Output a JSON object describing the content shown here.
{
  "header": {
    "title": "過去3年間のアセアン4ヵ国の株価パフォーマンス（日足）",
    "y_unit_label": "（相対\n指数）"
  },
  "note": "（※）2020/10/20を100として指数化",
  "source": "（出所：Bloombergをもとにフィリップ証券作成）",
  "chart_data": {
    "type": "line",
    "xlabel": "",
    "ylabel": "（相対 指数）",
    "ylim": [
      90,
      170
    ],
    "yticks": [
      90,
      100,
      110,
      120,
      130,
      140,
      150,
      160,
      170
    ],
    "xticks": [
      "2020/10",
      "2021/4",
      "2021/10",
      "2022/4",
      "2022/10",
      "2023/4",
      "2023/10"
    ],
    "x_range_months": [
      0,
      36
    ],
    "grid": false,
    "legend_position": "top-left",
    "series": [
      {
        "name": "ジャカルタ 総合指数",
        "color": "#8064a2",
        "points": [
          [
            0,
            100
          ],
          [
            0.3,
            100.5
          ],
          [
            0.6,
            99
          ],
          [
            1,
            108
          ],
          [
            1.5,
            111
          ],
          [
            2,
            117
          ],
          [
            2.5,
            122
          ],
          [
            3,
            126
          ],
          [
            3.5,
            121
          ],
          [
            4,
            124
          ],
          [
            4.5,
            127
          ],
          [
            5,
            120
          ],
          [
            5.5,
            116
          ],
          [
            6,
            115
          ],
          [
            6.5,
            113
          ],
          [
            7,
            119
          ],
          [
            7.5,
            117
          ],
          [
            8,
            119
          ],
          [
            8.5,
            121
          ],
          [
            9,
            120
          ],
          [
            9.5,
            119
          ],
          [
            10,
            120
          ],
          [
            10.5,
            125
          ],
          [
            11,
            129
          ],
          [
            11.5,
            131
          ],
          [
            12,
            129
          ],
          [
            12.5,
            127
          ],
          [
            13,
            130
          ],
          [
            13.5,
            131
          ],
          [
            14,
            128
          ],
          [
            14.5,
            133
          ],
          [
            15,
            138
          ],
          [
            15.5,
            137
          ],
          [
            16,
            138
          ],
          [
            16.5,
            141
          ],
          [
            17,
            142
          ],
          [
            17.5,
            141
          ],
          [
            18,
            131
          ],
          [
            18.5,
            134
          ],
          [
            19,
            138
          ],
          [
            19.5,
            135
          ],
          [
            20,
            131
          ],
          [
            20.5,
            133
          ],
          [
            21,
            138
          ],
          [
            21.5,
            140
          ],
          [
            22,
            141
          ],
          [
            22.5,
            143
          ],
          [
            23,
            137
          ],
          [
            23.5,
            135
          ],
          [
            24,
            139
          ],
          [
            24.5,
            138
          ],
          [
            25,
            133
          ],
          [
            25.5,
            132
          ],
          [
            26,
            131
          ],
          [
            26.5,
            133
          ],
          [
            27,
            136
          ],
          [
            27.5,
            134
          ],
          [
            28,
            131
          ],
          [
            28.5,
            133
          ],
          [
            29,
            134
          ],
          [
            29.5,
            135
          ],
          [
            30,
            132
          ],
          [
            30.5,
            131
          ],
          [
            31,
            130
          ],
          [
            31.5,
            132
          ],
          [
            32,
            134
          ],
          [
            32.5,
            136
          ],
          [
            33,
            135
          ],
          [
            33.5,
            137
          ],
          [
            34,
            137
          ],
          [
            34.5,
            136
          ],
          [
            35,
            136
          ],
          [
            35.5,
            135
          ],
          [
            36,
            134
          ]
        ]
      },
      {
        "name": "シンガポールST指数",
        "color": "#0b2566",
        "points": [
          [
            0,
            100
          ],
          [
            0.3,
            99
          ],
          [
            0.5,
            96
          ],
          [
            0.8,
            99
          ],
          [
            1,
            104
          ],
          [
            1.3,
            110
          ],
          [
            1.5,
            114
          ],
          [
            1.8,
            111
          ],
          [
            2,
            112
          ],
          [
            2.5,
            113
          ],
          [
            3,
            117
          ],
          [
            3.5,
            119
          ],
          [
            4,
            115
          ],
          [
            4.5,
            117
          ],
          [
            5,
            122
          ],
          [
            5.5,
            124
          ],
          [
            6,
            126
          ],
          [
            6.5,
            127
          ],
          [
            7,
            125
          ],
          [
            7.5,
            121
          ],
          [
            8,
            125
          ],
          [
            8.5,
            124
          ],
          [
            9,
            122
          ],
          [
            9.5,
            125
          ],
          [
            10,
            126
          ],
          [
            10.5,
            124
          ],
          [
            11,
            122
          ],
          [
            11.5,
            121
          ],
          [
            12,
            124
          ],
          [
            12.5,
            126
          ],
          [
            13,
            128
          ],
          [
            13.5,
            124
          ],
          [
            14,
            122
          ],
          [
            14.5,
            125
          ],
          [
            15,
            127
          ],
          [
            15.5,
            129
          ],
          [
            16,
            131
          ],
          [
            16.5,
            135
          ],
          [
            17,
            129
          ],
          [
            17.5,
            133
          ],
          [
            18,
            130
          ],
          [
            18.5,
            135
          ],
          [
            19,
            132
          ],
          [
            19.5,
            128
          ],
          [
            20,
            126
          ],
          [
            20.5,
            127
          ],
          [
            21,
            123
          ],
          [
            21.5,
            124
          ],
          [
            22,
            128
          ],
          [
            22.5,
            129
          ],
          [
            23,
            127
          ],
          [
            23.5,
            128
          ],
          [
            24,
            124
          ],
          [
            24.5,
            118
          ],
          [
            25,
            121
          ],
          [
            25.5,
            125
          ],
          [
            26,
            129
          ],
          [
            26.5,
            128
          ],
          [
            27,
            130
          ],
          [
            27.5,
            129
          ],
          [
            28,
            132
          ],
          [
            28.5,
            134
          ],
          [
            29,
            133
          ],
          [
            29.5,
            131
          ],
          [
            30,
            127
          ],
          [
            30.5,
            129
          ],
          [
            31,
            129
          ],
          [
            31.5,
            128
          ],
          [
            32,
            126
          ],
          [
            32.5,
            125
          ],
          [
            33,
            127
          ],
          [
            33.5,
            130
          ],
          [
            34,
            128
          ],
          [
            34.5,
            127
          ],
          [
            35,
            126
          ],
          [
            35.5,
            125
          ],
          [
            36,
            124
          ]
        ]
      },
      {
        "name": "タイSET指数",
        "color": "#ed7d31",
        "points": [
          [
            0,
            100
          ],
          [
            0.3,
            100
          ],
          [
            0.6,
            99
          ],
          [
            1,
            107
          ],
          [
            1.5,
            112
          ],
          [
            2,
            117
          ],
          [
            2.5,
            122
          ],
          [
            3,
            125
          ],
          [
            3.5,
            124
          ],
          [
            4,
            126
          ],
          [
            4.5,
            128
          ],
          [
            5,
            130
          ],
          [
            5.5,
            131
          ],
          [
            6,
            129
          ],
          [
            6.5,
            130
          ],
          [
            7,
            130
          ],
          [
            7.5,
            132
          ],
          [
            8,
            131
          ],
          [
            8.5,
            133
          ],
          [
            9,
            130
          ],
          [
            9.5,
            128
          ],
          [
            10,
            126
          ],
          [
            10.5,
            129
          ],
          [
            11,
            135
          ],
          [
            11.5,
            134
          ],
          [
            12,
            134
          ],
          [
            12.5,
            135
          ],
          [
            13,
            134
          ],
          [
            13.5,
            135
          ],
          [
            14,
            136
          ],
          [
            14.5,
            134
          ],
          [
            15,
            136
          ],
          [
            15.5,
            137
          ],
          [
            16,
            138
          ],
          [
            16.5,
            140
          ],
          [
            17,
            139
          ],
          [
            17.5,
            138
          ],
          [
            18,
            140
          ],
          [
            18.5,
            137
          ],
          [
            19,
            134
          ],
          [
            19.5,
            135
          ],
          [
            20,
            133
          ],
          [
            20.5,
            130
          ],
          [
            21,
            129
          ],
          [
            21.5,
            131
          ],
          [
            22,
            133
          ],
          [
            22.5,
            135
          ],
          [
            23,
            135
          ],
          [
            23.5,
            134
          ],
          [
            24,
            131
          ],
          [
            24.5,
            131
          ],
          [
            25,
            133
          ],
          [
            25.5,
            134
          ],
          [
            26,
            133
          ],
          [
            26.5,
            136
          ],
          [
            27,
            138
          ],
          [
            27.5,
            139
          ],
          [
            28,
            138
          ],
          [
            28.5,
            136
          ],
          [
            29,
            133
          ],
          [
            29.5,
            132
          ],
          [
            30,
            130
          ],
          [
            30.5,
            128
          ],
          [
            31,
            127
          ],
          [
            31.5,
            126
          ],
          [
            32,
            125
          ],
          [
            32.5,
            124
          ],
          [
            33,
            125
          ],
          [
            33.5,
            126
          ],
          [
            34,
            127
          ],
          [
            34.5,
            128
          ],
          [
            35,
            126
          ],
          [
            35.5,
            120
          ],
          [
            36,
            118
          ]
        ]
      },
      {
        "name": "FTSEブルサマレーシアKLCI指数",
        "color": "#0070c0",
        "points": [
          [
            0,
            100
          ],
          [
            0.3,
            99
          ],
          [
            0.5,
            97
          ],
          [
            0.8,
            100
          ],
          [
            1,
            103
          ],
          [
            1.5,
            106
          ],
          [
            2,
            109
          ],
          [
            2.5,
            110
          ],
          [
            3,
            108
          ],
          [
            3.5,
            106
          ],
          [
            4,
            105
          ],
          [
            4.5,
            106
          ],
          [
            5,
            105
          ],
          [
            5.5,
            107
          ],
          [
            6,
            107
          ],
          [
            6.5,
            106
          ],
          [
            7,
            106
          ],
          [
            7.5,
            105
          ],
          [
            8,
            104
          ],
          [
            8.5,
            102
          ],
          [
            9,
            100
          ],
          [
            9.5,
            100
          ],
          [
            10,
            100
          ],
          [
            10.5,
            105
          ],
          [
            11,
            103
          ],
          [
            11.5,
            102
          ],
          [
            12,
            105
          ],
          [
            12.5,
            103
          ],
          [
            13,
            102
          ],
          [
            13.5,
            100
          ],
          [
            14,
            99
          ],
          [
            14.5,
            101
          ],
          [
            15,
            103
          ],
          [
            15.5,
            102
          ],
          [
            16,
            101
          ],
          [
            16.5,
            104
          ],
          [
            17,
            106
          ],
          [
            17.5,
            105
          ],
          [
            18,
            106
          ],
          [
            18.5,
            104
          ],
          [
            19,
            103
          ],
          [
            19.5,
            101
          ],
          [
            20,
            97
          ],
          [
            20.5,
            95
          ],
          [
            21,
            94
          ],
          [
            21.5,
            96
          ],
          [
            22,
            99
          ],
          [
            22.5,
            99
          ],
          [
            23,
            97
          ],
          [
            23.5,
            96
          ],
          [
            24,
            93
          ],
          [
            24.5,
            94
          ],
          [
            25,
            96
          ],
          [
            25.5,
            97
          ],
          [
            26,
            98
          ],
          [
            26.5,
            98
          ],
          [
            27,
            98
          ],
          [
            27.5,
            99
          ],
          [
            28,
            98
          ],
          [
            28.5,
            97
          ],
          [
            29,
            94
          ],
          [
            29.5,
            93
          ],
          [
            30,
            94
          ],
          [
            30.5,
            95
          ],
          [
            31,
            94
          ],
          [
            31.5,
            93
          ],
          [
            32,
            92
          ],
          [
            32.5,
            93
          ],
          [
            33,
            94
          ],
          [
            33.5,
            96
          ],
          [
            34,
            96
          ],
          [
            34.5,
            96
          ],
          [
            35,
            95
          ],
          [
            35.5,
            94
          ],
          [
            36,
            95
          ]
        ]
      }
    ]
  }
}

*Written problem*.
Check each line of these records for the string "color" and state only how many lines have it.

*Answer for the task*.
4